Is it too early to ‘claim victory’ for ESG in the pandemic?
Rathbones’ Matt Crossman considers the outperformance of funds with a focus on ESG factors.
3rd June 2020 16:28
Rathbones’ Matt Crossman considers the outperformance of funds with a focus on ESG factors.
With the world in lockdown and experiencing the worst recession in living memory, was the recent trend towards Environmental, Social and Governance (ESG) a luxury afforded by the longest bull market in living memory?
In 2008, as a 20-something postgraduate student in “voluntary isolation”, holed up with my parents while I finished my studies, I was on leave from a fully fledged career, with a job to return to...or so I thought. The day before my final exam, Lehman Brothers collapsed. I’d focused on ethical and sustainable investing; would I have a career to go back to?
Back then, the knives were out for nascent ESG funds, and the well-worn argument for investing in traditional, defensive stocks still echoes today: “invest in stocks that have steady demand”. That means alcohol, tobacco, and arms companies, whose priorities are set by government policy not the vagaries of the market.
For the income-seeking investor, it was a case of “any port in a storm”, whereas now people may be seeking “any dividend in a pandemic”. Then as now, “values” are seemingly in conflict with seeking value. Can we afford to push responsible capitalism in the current environment?

============================================================

Task requirements:
1: In the ESG article, what happened the day before the writer's final exam?
2: Please transcribe a passage of the ESG article word for word, starting with "3rd June 2020" and going on through "in living memory?".
3: Carry on the ESG article past its final sentence, writing the paragraphs that come next.

============================================================

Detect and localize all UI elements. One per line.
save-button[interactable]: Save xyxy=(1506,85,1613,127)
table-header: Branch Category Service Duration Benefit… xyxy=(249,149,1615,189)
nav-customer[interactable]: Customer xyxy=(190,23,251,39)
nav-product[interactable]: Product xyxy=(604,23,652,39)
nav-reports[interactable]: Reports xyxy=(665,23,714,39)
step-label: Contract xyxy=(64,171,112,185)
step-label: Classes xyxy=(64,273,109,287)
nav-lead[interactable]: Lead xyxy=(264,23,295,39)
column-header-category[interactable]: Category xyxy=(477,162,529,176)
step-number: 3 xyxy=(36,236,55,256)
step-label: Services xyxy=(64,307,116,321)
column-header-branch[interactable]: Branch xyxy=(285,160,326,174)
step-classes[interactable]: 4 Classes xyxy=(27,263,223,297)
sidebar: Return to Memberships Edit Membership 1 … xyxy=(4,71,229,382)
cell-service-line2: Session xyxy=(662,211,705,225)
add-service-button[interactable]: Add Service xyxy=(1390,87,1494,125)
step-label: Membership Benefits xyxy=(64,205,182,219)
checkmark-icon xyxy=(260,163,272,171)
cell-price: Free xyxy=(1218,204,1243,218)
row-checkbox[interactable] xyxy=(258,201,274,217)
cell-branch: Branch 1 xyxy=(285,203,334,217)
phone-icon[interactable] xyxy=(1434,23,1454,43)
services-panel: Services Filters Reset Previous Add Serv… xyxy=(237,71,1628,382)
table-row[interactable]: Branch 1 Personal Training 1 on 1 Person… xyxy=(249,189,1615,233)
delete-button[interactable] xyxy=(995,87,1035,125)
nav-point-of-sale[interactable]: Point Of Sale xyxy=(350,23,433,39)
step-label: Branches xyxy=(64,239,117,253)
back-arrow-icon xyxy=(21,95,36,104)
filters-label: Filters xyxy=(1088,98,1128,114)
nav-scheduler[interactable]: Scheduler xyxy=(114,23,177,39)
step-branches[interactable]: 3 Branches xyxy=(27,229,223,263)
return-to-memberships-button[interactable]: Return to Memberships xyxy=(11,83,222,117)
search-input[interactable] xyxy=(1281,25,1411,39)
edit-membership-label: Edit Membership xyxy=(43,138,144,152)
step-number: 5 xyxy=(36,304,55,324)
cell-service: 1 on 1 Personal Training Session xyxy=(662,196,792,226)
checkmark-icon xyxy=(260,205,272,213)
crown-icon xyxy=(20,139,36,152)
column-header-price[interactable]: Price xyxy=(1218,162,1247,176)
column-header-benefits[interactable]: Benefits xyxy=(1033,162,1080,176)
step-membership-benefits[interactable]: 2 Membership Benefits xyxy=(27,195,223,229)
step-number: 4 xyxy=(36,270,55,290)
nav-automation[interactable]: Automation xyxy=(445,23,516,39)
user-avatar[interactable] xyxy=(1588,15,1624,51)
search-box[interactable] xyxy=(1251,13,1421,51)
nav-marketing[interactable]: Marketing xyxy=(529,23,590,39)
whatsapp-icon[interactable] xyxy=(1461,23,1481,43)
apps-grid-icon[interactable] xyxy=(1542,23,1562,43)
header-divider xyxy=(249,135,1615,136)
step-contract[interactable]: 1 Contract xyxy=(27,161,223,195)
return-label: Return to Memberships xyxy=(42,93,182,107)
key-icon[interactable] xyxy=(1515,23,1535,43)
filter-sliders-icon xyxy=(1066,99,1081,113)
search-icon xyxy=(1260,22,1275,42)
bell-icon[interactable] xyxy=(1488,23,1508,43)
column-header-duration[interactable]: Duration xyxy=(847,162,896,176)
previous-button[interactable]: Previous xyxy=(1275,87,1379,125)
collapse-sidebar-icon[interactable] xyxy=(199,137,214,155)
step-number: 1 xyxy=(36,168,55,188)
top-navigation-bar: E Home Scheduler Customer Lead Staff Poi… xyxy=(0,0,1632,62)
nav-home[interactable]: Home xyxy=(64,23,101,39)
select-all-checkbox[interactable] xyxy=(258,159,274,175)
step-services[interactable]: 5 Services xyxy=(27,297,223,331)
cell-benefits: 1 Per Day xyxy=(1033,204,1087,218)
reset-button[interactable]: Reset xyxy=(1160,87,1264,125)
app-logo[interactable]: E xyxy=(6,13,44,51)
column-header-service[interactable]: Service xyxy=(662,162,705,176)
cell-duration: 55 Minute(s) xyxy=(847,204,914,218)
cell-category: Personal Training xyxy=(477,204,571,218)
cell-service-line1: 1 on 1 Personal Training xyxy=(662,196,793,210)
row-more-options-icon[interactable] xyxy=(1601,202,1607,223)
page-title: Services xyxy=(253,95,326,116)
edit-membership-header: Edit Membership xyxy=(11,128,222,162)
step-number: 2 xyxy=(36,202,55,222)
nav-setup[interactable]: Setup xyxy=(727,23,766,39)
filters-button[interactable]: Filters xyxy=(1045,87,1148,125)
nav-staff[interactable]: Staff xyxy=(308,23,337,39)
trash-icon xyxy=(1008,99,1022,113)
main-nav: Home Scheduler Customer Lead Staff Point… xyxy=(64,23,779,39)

============================================================

Responses to the exercise:
1: Lehman Brothers collapsed.

2:
3rd June 2020 16:28
Rathbones’ Matt Crossman considers the outperformance of funds with a focus on ESG factors.
With the world in lockdown and experiencing the worst recession in living memory, was the recent trend towards Environmental, Social and Governance (ESG) a luxury afforded by the longest bull market in living memory?

3:
It won’t come as a surprise to learn that we think we can and should. It’s clear to us that a more responsible form of capitalism could have prevented the worst impacts of the Covid-19 pandemic. The warning signs about the vulnerability of our globalised world were there for everyone to see. Bill Gates, one of history’s greatest capitalists, was sounding the alarm: “If anything kills over 10 million people in the next few decades, it's most likely to be a highly infectious virus rather than a war. Not missiles, but microbes…We're not ready for the next epidemic.”
He went further, noting that we had all we needed to be better prepared – the technology, the building blocks of a response system – but not the will to spend a little to save millions.
Our healthcare system is beset by incentivisation issues and has seen more than its fair share of ethics and bribery scandals. The private sector has little motive to invest in researching goods that might not be immediately lucrative, its focus has been on lifestyle drugs instead.
We need coordinated investment in the continued development of antibiotics. Although governmental will was lacking here too, the private sector could have rallied around these calls and built more resilience into the system. But would their shareholders have encouraged it? If companies took the sustainable development goals (SDGs) as seriously as their next quarterly earnings report, could the world be a more resilient and prosperous place by 2030?
Outperformance
The immediate impacts of this particular crisis have been kinder to ESG-themed investments. According to Morningstar data, while the MSCI World index fell by 14.5% in March, well over half of global large-cap funds with a focus on environmental, social and governance (ESG) factors outperformed their benchmark.
Much of this outperformance can be explained by the sectoral exclusions applied by most ESG funds, especially those excluding oil and gas companies, which have been hit by a double whammy of Covid-19 and a price war. But for many of these funds, avoidance of oil and gas was not accidental; it was built on a solid analysis of how climate change action could destroy demand for their products.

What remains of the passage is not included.